_Exercise instructions_. Review the material line by line. Identify and copy every line that contains the string "title".

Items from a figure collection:
----

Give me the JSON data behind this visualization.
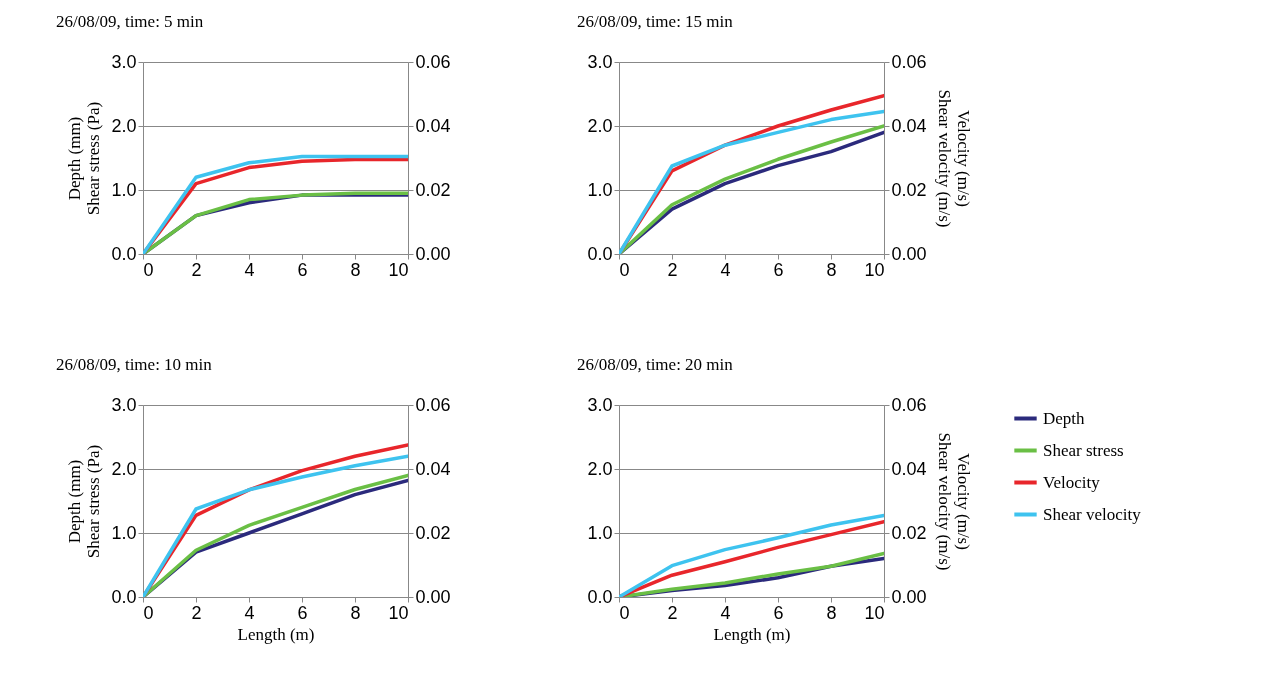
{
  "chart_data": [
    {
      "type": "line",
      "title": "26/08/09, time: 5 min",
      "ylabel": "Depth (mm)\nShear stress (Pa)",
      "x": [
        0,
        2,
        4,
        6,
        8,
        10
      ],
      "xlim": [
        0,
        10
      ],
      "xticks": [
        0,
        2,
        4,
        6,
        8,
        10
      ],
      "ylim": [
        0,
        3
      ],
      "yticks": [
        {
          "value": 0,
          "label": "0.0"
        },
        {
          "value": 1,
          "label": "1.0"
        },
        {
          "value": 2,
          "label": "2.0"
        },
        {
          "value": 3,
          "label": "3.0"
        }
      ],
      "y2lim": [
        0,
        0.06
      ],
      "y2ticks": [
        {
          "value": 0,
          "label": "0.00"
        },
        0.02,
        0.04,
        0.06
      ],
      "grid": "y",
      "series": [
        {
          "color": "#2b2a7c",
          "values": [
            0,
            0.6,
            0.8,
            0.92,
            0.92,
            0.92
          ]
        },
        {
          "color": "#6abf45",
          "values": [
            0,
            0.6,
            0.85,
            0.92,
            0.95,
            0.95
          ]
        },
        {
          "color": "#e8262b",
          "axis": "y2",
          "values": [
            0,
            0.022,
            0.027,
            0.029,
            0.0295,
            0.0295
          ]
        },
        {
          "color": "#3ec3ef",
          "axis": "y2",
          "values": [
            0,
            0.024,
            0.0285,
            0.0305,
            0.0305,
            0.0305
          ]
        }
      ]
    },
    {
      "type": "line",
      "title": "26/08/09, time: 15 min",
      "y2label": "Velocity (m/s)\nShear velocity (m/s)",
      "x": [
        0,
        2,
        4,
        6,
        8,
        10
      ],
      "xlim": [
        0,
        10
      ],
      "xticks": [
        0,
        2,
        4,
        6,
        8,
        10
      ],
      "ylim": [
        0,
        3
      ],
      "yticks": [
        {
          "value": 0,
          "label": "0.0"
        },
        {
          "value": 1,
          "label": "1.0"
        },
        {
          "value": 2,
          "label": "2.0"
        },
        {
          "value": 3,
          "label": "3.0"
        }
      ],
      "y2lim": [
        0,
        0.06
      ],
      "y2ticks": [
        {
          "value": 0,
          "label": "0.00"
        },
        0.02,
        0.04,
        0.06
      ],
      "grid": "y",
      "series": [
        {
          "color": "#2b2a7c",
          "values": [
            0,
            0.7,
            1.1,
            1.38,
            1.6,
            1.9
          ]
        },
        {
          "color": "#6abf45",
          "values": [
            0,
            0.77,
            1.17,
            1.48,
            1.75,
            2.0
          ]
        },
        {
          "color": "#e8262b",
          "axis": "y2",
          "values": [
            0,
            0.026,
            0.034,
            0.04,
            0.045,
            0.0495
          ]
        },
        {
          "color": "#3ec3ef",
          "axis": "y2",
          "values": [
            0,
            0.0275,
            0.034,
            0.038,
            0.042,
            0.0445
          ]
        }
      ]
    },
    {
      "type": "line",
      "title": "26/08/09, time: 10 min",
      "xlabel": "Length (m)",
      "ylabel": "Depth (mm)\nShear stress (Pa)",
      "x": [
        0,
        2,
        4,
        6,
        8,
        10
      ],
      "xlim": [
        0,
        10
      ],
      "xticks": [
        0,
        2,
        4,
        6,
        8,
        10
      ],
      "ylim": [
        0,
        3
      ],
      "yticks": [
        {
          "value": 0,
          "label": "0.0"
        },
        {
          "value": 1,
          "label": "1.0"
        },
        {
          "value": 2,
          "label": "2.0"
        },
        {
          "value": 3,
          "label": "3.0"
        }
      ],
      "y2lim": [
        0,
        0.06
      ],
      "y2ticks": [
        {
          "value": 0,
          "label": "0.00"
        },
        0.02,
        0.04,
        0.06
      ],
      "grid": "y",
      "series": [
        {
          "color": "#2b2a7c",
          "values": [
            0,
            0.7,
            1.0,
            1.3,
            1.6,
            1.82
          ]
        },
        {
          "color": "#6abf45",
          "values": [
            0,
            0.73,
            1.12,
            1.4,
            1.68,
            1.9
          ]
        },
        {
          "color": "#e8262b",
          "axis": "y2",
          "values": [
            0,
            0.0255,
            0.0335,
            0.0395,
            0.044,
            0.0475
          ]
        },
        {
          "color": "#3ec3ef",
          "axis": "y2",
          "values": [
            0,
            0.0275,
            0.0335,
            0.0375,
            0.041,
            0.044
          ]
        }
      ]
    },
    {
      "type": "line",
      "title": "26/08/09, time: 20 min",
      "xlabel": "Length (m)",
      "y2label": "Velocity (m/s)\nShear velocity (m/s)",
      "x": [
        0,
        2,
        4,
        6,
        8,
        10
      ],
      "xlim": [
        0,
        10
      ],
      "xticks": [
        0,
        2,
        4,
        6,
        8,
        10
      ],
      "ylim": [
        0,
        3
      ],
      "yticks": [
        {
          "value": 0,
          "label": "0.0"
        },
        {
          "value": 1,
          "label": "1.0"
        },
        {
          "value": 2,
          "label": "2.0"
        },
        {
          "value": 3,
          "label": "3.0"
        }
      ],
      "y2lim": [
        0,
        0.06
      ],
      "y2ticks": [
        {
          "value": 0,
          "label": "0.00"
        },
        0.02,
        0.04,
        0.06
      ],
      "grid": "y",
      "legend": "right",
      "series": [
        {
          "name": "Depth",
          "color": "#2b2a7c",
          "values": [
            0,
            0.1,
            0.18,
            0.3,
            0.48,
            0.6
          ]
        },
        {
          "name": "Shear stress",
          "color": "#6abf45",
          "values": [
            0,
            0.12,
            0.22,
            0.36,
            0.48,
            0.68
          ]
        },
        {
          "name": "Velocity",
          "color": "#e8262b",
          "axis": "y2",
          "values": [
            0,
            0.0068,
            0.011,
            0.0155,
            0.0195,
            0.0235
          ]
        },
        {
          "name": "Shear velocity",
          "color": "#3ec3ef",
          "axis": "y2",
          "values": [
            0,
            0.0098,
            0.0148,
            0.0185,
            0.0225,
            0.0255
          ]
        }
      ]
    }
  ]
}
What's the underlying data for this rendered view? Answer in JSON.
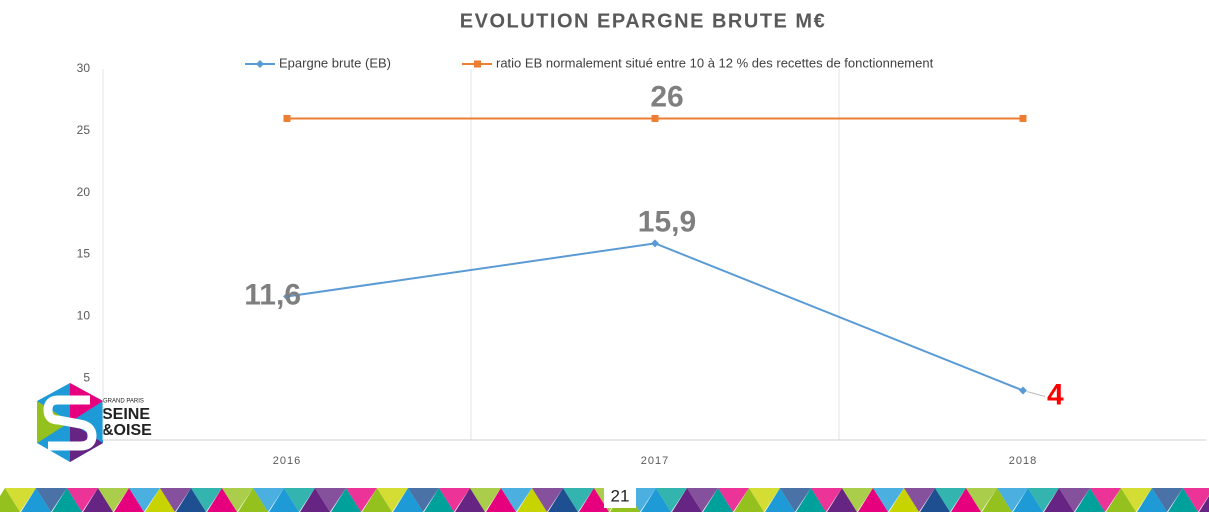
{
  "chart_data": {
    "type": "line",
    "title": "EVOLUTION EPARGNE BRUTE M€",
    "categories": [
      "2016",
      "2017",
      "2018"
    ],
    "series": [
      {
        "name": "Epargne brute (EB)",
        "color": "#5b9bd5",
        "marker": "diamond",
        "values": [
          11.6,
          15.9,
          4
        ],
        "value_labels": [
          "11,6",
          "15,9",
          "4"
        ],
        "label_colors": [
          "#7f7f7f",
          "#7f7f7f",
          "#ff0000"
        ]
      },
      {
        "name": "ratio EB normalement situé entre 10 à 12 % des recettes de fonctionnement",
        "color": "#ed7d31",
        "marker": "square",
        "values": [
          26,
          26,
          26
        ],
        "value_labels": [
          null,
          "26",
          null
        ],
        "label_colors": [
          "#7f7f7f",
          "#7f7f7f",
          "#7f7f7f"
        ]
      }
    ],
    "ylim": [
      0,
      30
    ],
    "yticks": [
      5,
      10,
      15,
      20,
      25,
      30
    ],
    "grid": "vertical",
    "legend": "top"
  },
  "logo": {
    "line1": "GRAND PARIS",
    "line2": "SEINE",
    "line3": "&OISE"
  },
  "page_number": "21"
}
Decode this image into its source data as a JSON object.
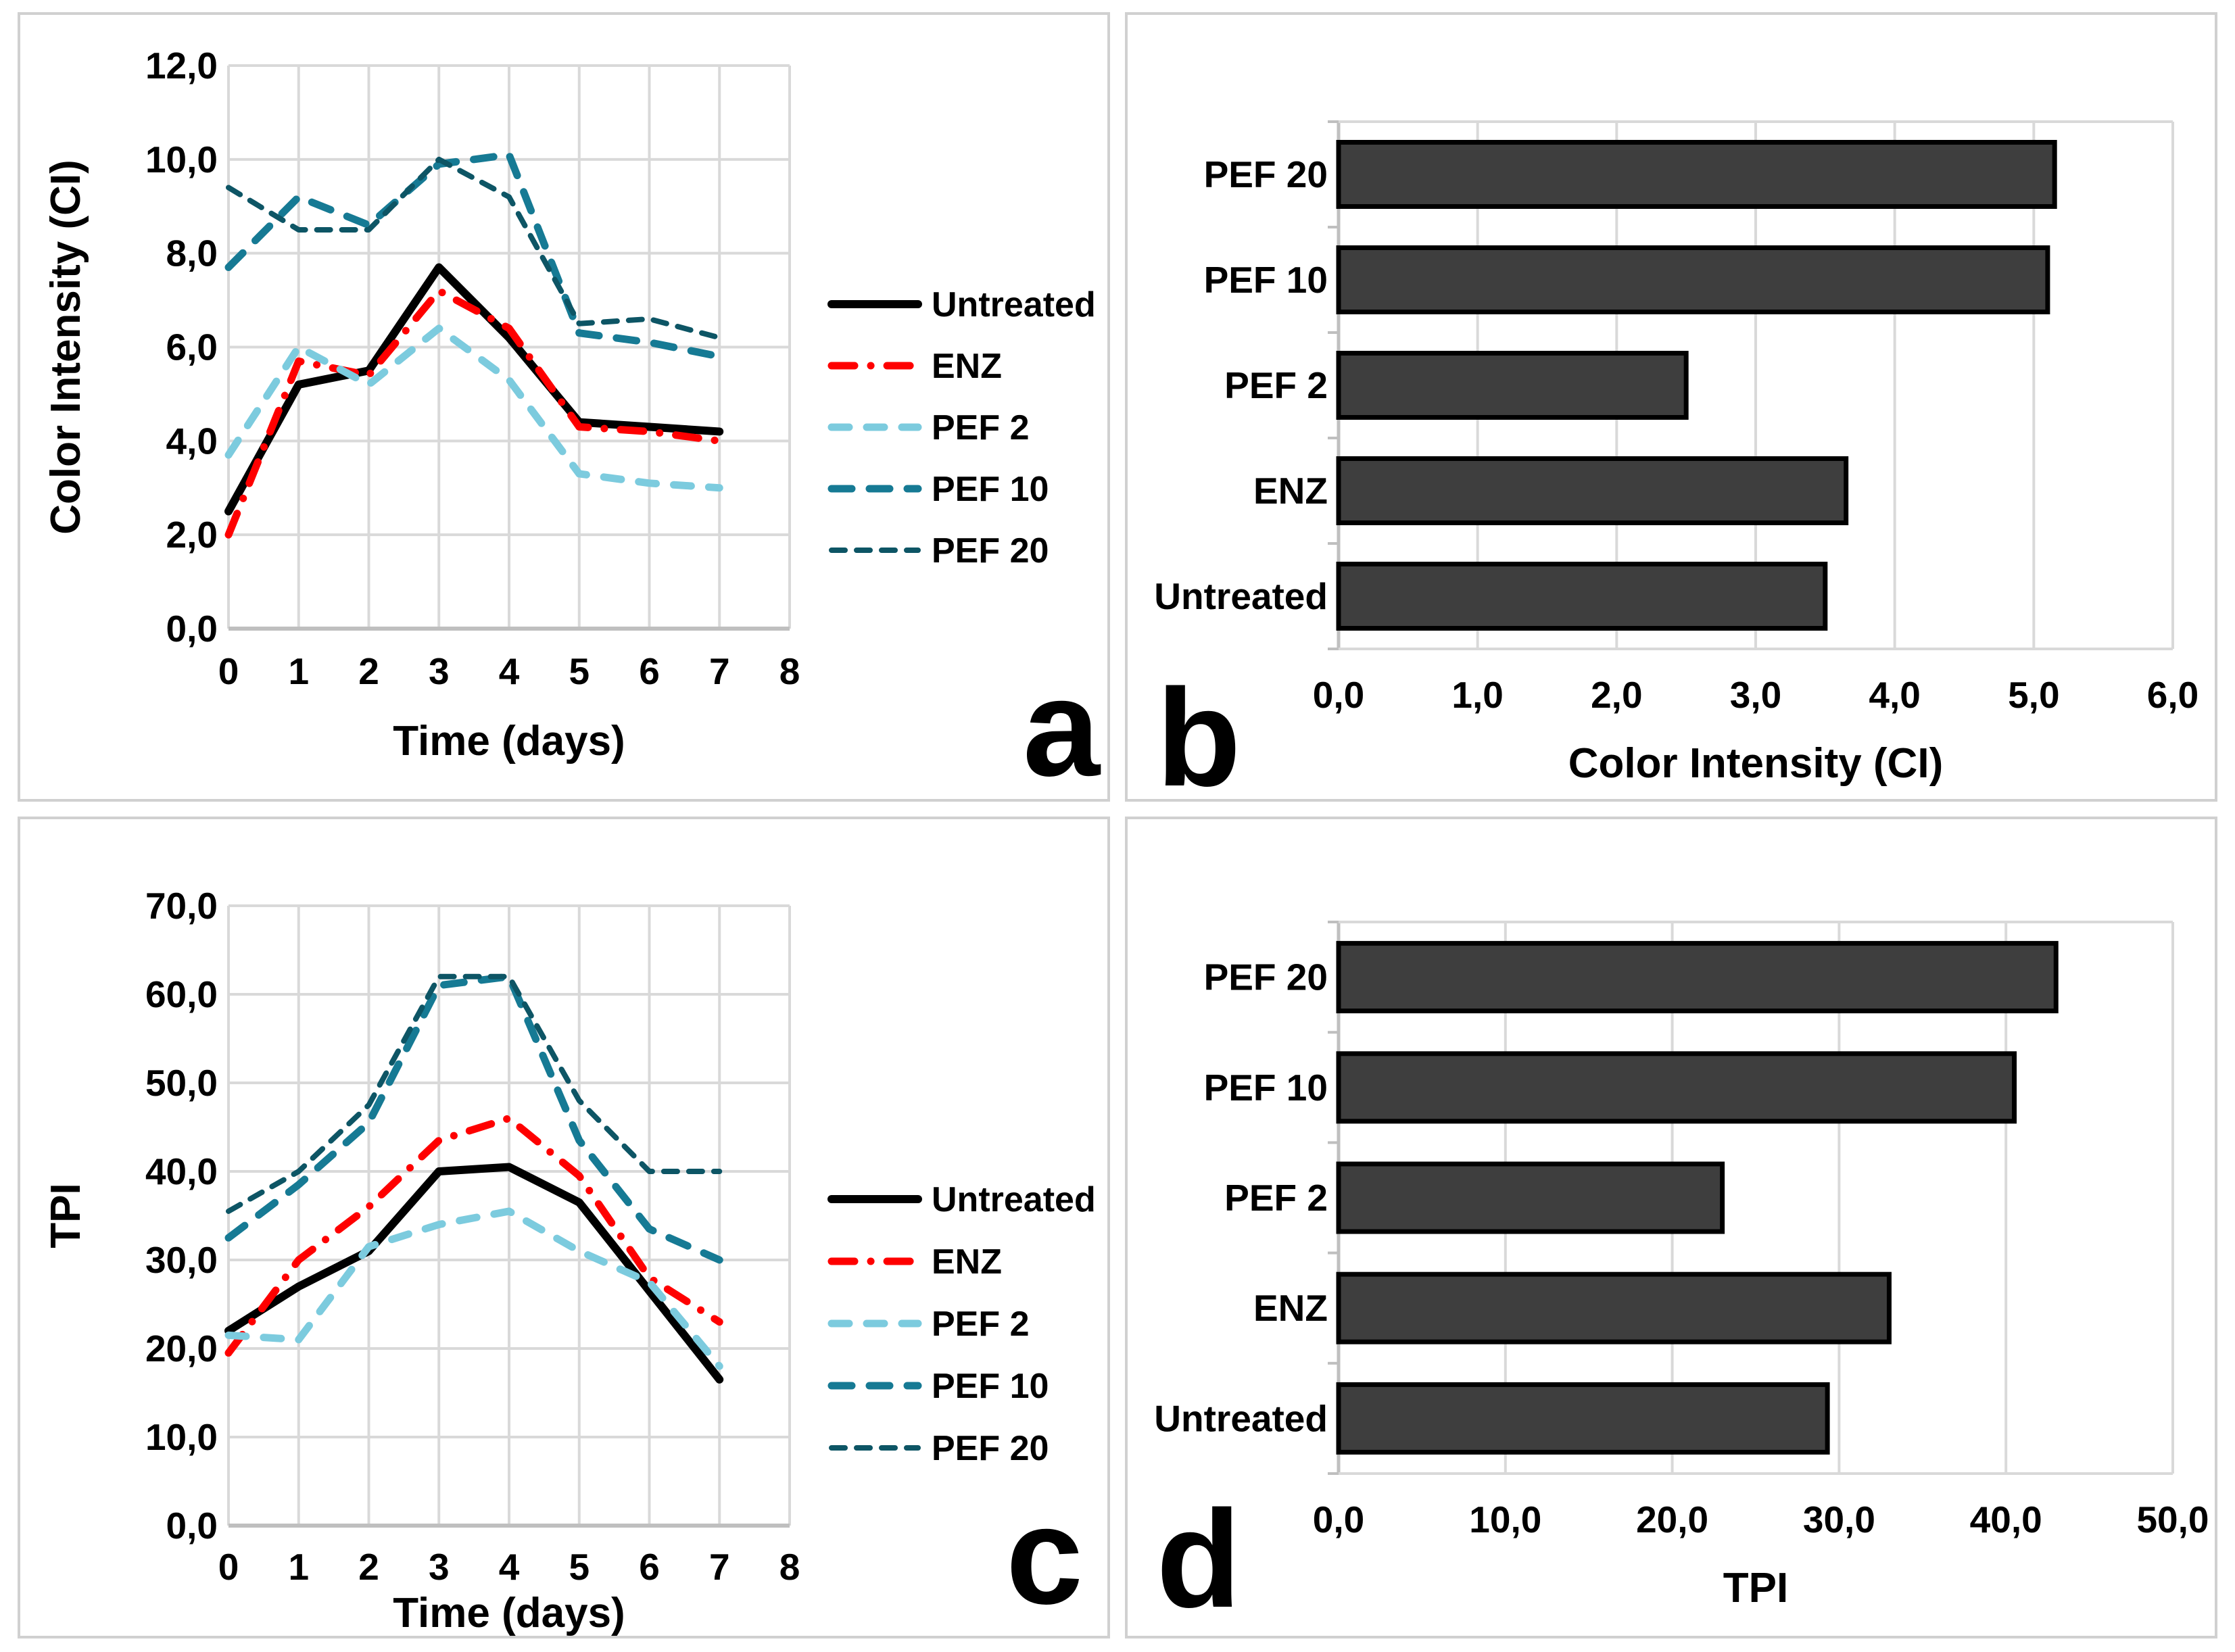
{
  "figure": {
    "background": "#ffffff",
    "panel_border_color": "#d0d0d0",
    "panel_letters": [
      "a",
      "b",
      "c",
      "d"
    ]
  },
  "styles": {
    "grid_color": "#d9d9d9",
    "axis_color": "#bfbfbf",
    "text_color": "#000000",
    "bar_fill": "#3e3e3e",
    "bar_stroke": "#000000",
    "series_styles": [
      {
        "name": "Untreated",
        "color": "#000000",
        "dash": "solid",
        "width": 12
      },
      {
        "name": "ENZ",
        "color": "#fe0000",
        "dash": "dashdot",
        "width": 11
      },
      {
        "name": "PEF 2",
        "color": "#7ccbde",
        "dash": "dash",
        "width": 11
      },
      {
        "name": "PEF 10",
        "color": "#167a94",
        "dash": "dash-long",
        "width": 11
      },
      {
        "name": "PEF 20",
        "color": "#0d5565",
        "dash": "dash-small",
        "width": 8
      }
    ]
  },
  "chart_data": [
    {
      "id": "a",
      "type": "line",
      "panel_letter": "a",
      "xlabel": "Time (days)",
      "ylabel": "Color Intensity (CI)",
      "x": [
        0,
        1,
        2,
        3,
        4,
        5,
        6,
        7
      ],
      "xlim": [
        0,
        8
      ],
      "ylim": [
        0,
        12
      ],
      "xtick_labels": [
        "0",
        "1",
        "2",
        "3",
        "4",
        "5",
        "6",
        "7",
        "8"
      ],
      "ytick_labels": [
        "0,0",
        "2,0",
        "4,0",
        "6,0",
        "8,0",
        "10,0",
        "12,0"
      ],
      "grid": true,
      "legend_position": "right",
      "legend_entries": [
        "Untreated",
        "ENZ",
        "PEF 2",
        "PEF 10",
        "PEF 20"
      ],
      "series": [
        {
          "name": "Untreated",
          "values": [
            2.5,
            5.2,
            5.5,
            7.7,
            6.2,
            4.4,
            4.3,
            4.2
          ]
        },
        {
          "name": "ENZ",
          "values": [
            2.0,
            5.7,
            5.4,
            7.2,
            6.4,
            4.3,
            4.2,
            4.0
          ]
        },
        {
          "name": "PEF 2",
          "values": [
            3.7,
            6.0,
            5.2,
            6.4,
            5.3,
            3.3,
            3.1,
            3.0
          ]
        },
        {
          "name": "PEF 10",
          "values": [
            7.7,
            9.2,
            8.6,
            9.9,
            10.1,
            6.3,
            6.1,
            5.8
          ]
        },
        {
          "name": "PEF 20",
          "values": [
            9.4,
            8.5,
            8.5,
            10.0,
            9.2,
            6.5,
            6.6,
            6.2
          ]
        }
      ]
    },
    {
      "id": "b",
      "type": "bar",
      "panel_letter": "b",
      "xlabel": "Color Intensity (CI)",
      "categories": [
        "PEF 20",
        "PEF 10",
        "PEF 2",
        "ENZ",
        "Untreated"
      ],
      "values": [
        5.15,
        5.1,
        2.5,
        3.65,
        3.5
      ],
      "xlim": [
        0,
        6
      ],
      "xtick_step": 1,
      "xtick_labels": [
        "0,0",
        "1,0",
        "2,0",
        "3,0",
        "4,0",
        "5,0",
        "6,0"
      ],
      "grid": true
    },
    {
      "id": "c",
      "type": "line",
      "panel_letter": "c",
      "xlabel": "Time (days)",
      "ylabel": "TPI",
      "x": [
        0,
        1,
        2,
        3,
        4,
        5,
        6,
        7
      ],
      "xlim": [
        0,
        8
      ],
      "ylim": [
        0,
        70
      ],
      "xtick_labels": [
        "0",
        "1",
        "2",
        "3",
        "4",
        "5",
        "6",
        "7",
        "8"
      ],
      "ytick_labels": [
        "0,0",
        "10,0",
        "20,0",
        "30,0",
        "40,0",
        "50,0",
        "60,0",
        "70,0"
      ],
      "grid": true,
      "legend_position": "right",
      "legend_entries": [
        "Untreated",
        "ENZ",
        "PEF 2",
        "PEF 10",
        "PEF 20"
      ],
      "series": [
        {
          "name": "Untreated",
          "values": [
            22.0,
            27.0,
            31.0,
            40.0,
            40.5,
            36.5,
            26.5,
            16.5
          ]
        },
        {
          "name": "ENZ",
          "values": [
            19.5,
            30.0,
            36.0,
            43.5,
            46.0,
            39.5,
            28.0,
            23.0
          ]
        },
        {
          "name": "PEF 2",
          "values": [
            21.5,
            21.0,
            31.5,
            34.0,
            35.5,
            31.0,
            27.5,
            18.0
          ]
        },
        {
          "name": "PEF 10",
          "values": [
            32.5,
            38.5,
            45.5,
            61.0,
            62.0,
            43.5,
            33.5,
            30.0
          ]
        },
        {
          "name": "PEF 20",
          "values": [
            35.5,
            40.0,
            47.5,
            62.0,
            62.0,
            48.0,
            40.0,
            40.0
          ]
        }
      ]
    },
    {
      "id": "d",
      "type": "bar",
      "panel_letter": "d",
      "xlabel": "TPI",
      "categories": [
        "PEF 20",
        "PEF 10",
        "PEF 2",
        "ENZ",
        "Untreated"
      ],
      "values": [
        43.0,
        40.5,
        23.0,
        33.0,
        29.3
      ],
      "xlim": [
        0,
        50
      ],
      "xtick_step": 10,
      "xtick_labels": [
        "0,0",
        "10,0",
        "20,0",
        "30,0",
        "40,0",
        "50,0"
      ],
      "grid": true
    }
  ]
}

----

_Correct answer_.
      "title": "26/08/09, time: 5 min",
      "title": "26/08/09, time: 15 min",
      "title": "26/08/09, time: 10 min",
      "title": "26/08/09, time: 20 min",
    "title": "EVOLUTION EPARGNE BRUTE M€",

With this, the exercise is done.